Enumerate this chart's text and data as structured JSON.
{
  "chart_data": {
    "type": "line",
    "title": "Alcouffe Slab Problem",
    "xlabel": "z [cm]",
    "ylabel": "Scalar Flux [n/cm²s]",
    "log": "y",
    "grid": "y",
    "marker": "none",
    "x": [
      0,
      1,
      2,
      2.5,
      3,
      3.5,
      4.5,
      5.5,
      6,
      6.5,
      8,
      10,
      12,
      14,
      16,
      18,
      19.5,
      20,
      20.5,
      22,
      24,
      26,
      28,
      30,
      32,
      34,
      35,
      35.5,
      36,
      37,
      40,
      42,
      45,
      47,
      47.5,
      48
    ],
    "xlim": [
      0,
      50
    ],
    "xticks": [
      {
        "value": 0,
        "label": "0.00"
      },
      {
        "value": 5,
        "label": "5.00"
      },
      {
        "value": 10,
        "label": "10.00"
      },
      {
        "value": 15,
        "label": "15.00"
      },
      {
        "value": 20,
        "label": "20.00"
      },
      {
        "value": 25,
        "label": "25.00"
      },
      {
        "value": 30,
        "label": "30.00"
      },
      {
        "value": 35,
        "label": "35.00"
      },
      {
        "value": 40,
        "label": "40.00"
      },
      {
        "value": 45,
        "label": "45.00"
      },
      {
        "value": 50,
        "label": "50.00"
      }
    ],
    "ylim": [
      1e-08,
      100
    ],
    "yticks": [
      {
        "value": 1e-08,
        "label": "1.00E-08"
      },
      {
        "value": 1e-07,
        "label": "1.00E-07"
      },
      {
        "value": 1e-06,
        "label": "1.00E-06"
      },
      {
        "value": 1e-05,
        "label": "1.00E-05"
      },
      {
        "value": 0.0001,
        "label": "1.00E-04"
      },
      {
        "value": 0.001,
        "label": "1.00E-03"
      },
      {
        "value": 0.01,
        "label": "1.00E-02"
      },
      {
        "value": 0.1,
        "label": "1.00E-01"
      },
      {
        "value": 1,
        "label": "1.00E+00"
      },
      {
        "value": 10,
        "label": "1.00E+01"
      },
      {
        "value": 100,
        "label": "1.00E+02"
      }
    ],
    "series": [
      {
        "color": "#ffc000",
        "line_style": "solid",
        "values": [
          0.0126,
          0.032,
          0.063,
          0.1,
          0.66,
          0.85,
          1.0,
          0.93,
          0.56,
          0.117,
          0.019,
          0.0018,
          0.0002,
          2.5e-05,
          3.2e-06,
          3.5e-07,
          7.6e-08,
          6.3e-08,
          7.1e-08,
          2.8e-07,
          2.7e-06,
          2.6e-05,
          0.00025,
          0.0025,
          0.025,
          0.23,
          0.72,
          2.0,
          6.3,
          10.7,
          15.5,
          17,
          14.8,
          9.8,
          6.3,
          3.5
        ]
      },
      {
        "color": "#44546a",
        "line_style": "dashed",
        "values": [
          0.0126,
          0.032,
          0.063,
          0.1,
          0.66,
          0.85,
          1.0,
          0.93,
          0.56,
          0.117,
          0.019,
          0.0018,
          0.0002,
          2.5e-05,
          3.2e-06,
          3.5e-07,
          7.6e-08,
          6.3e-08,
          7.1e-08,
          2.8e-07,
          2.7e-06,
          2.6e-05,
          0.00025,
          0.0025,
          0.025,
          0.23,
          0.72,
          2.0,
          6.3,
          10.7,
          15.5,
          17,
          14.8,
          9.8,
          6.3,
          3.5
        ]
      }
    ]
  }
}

+ + +

Task goal:
Copy out all the entries shown above, character for character.

Expected output:
Enumerate this chart's text and data as structured JSON.
{
  "chart_data": {
    "type": "line",
    "title": "Alcouffe Slab Problem",
    "xlabel": "z [cm]",
    "ylabel": "Scalar Flux [n/cm²s]",
    "log": "y",
    "grid": "y",
    "marker": "none",
    "x": [
      0,
      1,
      2,
      2.5,
      3,
      3.5,
      4.5,
      5.5,
      6,
      6.5,
      8,
      10,
      12,
      14,
      16,
      18,
      19.5,
      20,
      20.5,
      22,
      24,
      26,
      28,
      30,
      32,
      34,
      35,
      35.5,
      36,
      37,
      40,
      42,
      45,
      47,
      47.5,
      48
    ],
    "xlim": [
      0,
      50
    ],
    "xticks": [
      {
        "value": 0,
        "label": "0.00"
      },
      {
        "value": 5,
        "label": "5.00"
      },
      {
        "value": 10,
        "label": "10.00"
      },
      {
        "value": 15,
        "label": "15.00"
      },
      {
        "value": 20,
        "label": "20.00"
      },
      {
        "value": 25,
        "label": "25.00"
      },
      {
        "value": 30,
        "label": "30.00"
      },
      {
        "value": 35,
        "label": "35.00"
      },
      {
        "value": 40,
        "label": "40.00"
      },
      {
        "value": 45,
        "label": "45.00"
      },
      {
        "value": 50,
        "label": "50.00"
      }
    ],
    "ylim": [
      1e-08,
      100
    ],
    "yticks": [
      {
        "value": 1e-08,
        "label": "1.00E-08"
      },
      {
        "value": 1e-07,
        "label": "1.00E-07"
      },
      {
        "value": 1e-06,
        "label": "1.00E-06"
      },
      {
        "value": 1e-05,
        "label": "1.00E-05"
      },
      {
        "value": 0.0001,
        "label": "1.00E-04"
      },
      {
        "value": 0.001,
        "label": "1.00E-03"
      },
      {
        "value": 0.01,
        "label": "1.00E-02"
      },
      {
        "value": 0.1,
        "label": "1.00E-01"
      },
      {
        "value": 1,
        "label": "1.00E+00"
      },
      {
        "value": 10,
        "label": "1.00E+01"
      },
      {
        "value": 100,
        "label": "1.00E+02"
      }
    ],
    "series": [
      {
        "color": "#ffc000",
        "line_style": "solid",
        "values": [
          0.0126,
          0.032,
          0.063,
          0.1,
          0.66,
          0.85,
          1.0,
          0.93,
          0.56,
          0.117,
          0.019,
          0.0018,
          0.0002,
          2.5e-05,
          3.2e-06,
          3.5e-07,
          7.6e-08,
          6.3e-08,
          7.1e-08,
          2.8e-07,
          2.7e-06,
          2.6e-05,
          0.00025,
          0.0025,
          0.025,
          0.23,
          0.72,
          2.0,
          6.3,
          10.7,
          15.5,
          17,
          14.8,
          9.8,
          6.3,
          3.5
        ]
      },
      {
        "color": "#44546a",
        "line_style": "dashed",
        "values": [
          0.0126,
          0.032,
          0.063,
          0.1,
          0.66,
          0.85,
          1.0,
          0.93,
          0.56,
          0.117,
          0.019,
          0.0018,
          0.0002,
          2.5e-05,
          3.2e-06,
          3.5e-07,
          7.6e-08,
          6.3e-08,
          7.1e-08,
          2.8e-07,
          2.7e-06,
          2.6e-05,
          0.00025,
          0.0025,
          0.025,
          0.23,
          0.72,
          2.0,
          6.3,
          10.7,
          15.5,
          17,
          14.8,
          9.8,
          6.3,
          3.5
        ]
      }
    ]
  }
}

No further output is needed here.